• [Aim of the task] Copy each line below that includes "emoji".

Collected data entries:
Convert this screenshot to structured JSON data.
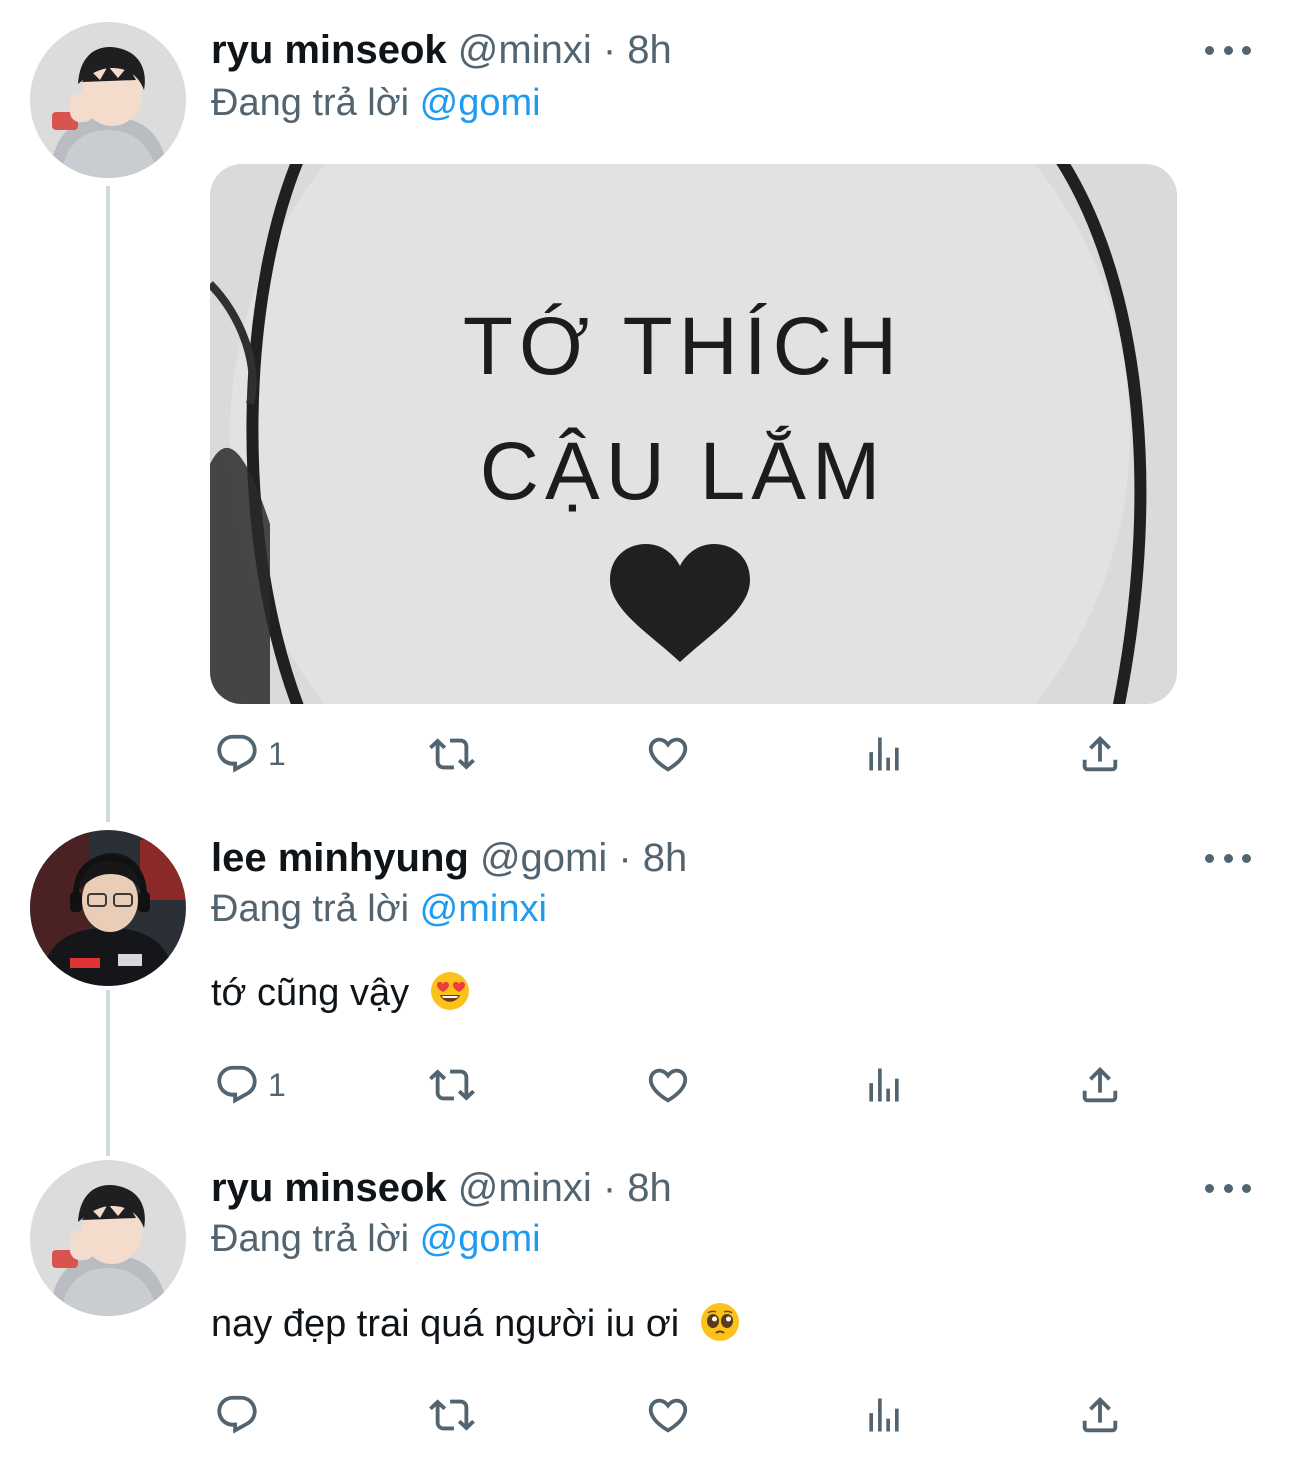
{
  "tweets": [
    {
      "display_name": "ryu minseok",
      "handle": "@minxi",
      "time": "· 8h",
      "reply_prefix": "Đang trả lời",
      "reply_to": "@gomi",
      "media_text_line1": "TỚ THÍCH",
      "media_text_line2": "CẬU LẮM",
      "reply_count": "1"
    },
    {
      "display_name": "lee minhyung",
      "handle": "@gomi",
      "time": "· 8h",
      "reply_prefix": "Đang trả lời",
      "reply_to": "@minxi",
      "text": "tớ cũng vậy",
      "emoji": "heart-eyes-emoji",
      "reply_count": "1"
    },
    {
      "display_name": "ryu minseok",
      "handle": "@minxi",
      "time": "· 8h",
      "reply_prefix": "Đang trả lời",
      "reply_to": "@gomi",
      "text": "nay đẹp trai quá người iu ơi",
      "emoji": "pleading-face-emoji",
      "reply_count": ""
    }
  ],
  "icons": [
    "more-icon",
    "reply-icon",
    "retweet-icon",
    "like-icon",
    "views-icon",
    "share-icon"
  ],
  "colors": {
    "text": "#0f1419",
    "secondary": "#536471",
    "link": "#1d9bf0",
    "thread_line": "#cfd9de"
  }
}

• [The solution]
      "emoji": "heart-eyes-emoji",
      "emoji": "pleading-face-emoji",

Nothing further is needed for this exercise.